--- EXERCISE REQUIREMENTS ---
Using the records below, locate all lines containing "this" and return them.

□ □ □ □ □ □ □

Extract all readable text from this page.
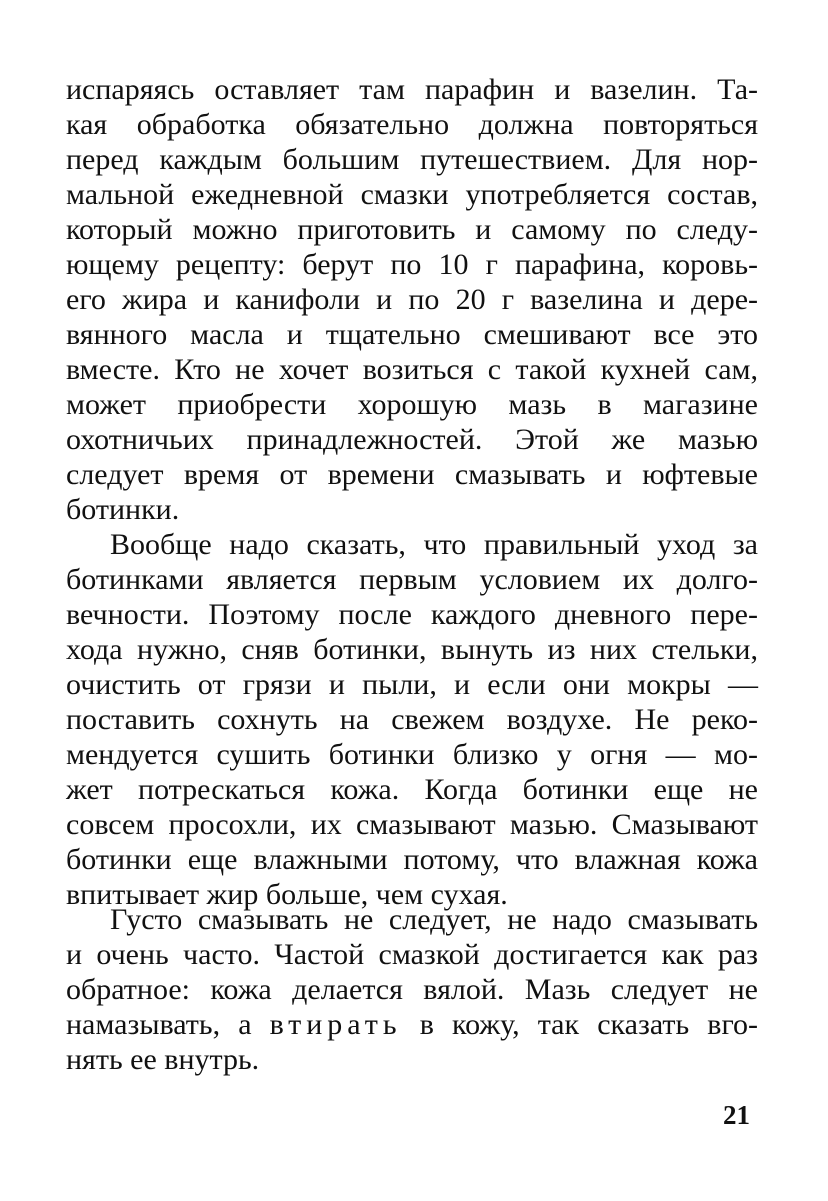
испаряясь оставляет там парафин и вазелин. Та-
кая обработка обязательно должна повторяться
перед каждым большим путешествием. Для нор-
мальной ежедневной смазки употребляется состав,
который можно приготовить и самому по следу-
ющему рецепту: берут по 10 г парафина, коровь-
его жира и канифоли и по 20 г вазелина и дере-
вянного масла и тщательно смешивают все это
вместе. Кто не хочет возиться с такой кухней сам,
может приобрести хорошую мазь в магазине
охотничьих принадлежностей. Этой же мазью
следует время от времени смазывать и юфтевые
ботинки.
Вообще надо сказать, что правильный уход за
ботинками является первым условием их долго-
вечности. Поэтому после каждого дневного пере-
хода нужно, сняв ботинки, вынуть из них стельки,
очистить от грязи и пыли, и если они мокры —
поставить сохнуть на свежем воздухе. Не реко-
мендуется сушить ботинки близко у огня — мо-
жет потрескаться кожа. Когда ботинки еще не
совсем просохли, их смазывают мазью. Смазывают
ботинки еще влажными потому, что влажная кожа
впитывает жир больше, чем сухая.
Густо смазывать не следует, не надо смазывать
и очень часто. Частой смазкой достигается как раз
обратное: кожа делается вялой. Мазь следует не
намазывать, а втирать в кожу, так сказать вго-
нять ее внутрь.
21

□ □ □ □ □ □ □

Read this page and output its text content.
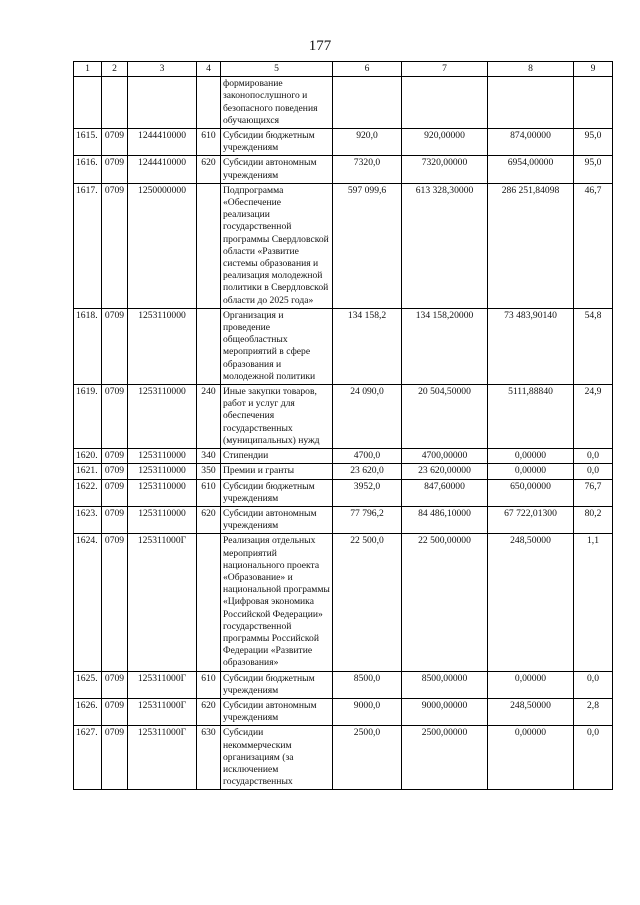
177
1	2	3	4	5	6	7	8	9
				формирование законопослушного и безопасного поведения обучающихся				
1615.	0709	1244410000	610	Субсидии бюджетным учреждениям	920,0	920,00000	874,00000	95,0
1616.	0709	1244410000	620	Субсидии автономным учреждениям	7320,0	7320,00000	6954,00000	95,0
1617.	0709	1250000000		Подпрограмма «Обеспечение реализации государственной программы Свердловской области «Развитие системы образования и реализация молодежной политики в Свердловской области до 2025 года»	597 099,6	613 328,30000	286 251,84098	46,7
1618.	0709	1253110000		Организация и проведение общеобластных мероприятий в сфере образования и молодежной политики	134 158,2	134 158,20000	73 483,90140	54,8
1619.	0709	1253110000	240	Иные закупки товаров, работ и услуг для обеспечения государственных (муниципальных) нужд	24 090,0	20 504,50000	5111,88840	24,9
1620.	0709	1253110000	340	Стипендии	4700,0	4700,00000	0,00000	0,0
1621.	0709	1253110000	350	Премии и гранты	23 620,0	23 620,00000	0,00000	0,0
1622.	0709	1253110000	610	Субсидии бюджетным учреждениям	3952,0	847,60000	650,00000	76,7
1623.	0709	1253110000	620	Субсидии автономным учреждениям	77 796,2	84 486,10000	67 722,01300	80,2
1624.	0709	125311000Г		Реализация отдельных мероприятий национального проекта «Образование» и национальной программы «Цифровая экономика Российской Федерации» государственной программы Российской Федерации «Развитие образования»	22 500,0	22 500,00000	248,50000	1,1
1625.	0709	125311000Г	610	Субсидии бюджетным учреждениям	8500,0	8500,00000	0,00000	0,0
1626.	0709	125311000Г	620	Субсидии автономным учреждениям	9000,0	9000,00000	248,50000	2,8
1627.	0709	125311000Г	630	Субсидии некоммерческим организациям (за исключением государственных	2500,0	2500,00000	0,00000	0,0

□ □ □ □ □ □ □

--- FINAL RESULT ---
Extract all readable text from this page.
Read this page and output its text content.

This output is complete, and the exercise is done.